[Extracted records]
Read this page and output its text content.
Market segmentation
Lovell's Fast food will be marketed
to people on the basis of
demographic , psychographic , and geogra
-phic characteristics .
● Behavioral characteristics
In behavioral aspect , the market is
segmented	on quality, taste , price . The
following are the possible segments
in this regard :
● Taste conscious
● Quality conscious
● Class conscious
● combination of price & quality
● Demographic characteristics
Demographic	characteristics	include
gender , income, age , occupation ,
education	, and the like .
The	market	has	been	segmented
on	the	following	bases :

- [PROMPT] All of the entries should be written out again exactly.

- [OUTPUT BELOW]
Read this page and output its text content.
Market segmentation
Lovell's Fast food will be marketed
to people on the basis of
demographic , psychographic , and geogra
-phic characteristics .
● Behavioral characteristics
In behavioral aspect , the market is
segmented	on quality, taste , price . The
following are the possible segments
in this regard :
● Taste conscious
● Quality conscious
● Class conscious
● combination of price & quality
● Demographic characteristics
Demographic	characteristics	include
gender , income, age , occupation ,
education	, and the like .
The	market	has	been	segmented
on	the	following	bases :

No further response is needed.